>> Start RECORDS SUPPLIED
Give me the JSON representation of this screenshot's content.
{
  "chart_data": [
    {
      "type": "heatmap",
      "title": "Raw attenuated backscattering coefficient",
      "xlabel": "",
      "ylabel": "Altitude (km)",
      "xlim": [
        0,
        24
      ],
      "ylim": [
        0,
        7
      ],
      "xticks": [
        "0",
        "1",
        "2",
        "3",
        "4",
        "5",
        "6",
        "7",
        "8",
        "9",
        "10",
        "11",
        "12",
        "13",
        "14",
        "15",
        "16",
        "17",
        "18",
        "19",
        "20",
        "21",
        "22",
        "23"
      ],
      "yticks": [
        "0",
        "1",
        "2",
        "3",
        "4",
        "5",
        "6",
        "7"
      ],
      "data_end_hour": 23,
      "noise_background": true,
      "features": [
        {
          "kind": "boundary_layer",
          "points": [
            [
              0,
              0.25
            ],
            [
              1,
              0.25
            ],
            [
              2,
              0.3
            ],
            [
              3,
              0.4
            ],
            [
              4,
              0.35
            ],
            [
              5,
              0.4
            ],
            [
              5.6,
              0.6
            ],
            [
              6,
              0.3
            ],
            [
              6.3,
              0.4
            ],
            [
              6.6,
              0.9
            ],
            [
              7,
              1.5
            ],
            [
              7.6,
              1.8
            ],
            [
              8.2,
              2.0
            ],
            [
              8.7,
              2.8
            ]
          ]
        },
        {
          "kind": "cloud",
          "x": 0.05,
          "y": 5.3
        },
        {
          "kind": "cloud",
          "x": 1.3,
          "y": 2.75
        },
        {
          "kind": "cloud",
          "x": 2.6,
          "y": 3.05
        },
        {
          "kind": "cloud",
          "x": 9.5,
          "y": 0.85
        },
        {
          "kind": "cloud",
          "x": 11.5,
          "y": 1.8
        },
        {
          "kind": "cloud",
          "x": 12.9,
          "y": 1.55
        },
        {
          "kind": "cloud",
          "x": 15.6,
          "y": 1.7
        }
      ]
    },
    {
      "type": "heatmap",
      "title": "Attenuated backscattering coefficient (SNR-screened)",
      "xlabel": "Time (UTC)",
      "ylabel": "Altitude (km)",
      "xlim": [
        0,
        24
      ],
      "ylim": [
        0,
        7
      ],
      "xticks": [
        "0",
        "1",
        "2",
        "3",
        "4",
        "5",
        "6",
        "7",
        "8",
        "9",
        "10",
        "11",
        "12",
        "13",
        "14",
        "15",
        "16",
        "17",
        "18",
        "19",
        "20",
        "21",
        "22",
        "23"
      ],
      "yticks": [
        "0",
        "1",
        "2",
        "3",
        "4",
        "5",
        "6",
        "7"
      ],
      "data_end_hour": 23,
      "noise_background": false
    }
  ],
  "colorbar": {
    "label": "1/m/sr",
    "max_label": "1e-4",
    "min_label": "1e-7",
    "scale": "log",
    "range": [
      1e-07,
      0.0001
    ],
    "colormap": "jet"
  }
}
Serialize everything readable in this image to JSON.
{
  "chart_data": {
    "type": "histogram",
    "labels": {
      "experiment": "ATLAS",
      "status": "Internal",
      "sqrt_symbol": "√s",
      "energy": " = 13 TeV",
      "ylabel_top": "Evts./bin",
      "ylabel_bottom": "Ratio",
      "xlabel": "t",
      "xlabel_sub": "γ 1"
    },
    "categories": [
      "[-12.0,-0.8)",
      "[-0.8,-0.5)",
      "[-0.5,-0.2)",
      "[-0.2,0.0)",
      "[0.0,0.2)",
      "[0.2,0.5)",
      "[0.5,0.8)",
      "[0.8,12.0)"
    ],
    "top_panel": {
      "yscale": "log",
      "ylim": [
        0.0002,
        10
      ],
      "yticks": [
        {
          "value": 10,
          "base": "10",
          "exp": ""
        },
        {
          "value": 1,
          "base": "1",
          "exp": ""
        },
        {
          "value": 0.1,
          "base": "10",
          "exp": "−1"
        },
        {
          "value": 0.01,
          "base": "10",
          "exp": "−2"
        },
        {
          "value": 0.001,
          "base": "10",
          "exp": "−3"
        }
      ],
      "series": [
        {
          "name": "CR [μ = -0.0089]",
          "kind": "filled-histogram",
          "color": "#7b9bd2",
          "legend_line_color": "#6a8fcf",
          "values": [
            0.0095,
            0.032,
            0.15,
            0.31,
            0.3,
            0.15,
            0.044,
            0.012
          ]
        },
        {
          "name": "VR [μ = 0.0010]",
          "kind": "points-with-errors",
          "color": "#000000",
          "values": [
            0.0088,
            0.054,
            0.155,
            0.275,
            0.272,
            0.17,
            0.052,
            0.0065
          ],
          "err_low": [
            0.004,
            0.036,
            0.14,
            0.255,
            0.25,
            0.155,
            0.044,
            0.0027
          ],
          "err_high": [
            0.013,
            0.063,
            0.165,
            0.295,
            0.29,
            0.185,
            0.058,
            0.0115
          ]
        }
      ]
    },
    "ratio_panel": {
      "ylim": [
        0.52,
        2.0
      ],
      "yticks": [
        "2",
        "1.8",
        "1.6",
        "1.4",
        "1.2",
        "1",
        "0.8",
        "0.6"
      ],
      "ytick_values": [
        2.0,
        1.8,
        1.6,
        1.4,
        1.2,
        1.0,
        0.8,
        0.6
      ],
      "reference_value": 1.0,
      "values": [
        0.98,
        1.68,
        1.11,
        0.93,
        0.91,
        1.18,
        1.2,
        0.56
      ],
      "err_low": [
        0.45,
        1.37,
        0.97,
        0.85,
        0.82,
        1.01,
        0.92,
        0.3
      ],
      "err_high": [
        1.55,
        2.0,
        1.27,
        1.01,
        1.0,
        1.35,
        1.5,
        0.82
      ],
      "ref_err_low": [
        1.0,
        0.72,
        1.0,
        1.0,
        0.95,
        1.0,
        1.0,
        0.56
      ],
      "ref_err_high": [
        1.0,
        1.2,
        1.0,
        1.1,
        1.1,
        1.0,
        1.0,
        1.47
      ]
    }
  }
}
>> End RECORDS SUPPLIED
* **GOAL**
Go through the entries and repeat each one exactly.

* **EXERCISE ANSWER**
Give me the JSON representation of this screenshot's content.
{
  "chart_data": [
    {
      "type": "heatmap",
      "title": "Raw attenuated backscattering coefficient",
      "xlabel": "",
      "ylabel": "Altitude (km)",
      "xlim": [
        0,
        24
      ],
      "ylim": [
        0,
        7
      ],
      "xticks": [
        "0",
        "1",
        "2",
        "3",
        "4",
        "5",
        "6",
        "7",
        "8",
        "9",
        "10",
        "11",
        "12",
        "13",
        "14",
        "15",
        "16",
        "17",
        "18",
        "19",
        "20",
        "21",
        "22",
        "23"
      ],
      "yticks": [
        "0",
        "1",
        "2",
        "3",
        "4",
        "5",
        "6",
        "7"
      ],
      "data_end_hour": 23,
      "noise_background": true,
      "features": [
        {
          "kind": "boundary_layer",
          "points": [
            [
              0,
              0.25
            ],
            [
              1,
              0.25
            ],
            [
              2,
              0.3
            ],
            [
              3,
              0.4
            ],
            [
              4,
              0.35
            ],
            [
              5,
              0.4
            ],
            [
              5.6,
              0.6
            ],
            [
              6,
              0.3
            ],
            [
              6.3,
              0.4
            ],
            [
              6.6,
              0.9
            ],
            [
              7,
              1.5
            ],
            [
              7.6,
              1.8
            ],
            [
              8.2,
              2.0
            ],
            [
              8.7,
              2.8
            ]
          ]
        },
        {
          "kind": "cloud",
          "x": 0.05,
          "y": 5.3
        },
        {
          "kind": "cloud",
          "x": 1.3,
          "y": 2.75
        },
        {
          "kind": "cloud",
          "x": 2.6,
          "y": 3.05
        },
        {
          "kind": "cloud",
          "x": 9.5,
          "y": 0.85
        },
        {
          "kind": "cloud",
          "x": 11.5,
          "y": 1.8
        },
        {
          "kind": "cloud",
          "x": 12.9,
          "y": 1.55
        },
        {
          "kind": "cloud",
          "x": 15.6,
          "y": 1.7
        }
      ]
    },
    {
      "type": "heatmap",
      "title": "Attenuated backscattering coefficient (SNR-screened)",
      "xlabel": "Time (UTC)",
      "ylabel": "Altitude (km)",
      "xlim": [
        0,
        24
      ],
      "ylim": [
        0,
        7
      ],
      "xticks": [
        "0",
        "1",
        "2",
        "3",
        "4",
        "5",
        "6",
        "7",
        "8",
        "9",
        "10",
        "11",
        "12",
        "13",
        "14",
        "15",
        "16",
        "17",
        "18",
        "19",
        "20",
        "21",
        "22",
        "23"
      ],
      "yticks": [
        "0",
        "1",
        "2",
        "3",
        "4",
        "5",
        "6",
        "7"
      ],
      "data_end_hour": 23,
      "noise_background": false
    }
  ],
  "colorbar": {
    "label": "1/m/sr",
    "max_label": "1e-4",
    "min_label": "1e-7",
    "scale": "log",
    "range": [
      1e-07,
      0.0001
    ],
    "colormap": "jet"
  }
}
Serialize everything readable in this image to JSON.
{
  "chart_data": {
    "type": "histogram",
    "labels": {
      "experiment": "ATLAS",
      "status": "Internal",
      "sqrt_symbol": "√s",
      "energy": " = 13 TeV",
      "ylabel_top": "Evts./bin",
      "ylabel_bottom": "Ratio",
      "xlabel": "t",
      "xlabel_sub": "γ 1"
    },
    "categories": [
      "[-12.0,-0.8)",
      "[-0.8,-0.5)",
      "[-0.5,-0.2)",
      "[-0.2,0.0)",
      "[0.0,0.2)",
      "[0.2,0.5)",
      "[0.5,0.8)",
      "[0.8,12.0)"
    ],
    "top_panel": {
      "yscale": "log",
      "ylim": [
        0.0002,
        10
      ],
      "yticks": [
        {
          "value": 10,
          "base": "10",
          "exp": ""
        },
        {
          "value": 1,
          "base": "1",
          "exp": ""
        },
        {
          "value": 0.1,
          "base": "10",
          "exp": "−1"
        },
        {
          "value": 0.01,
          "base": "10",
          "exp": "−2"
        },
        {
          "value": 0.001,
          "base": "10",
          "exp": "−3"
        }
      ],
      "series": [
        {
          "name": "CR [μ = -0.0089]",
          "kind": "filled-histogram",
          "color": "#7b9bd2",
          "legend_line_color": "#6a8fcf",
          "values": [
            0.0095,
            0.032,
            0.15,
            0.31,
            0.3,
            0.15,
            0.044,
            0.012
          ]
        },
        {
          "name": "VR [μ = 0.0010]",
          "kind": "points-with-errors",
          "color": "#000000",
          "values": [
            0.0088,
            0.054,
            0.155,
            0.275,
            0.272,
            0.17,
            0.052,
            0.0065
          ],
          "err_low": [
            0.004,
            0.036,
            0.14,
            0.255,
            0.25,
            0.155,
            0.044,
            0.0027
          ],
          "err_high": [
            0.013,
            0.063,
            0.165,
            0.295,
            0.29,
            0.185,
            0.058,
            0.0115
          ]
        }
      ]
    },
    "ratio_panel": {
      "ylim": [
        0.52,
        2.0
      ],
      "yticks": [
        "2",
        "1.8",
        "1.6",
        "1.4",
        "1.2",
        "1",
        "0.8",
        "0.6"
      ],
      "ytick_values": [
        2.0,
        1.8,
        1.6,
        1.4,
        1.2,
        1.0,
        0.8,
        0.6
      ],
      "reference_value": 1.0,
      "values": [
        0.98,
        1.68,
        1.11,
        0.93,
        0.91,
        1.18,
        1.2,
        0.56
      ],
      "err_low": [
        0.45,
        1.37,
        0.97,
        0.85,
        0.82,
        1.01,
        0.92,
        0.3
      ],
      "err_high": [
        1.55,
        2.0,
        1.27,
        1.01,
        1.0,
        1.35,
        1.5,
        0.82
      ],
      "ref_err_low": [
        1.0,
        0.72,
        1.0,
        1.0,
        0.95,
        1.0,
        1.0,
        0.56
      ],
      "ref_err_high": [
        1.0,
        1.2,
        1.0,
        1.1,
        1.1,
        1.0,
        1.0,
        1.47
      ]
    }
  }
}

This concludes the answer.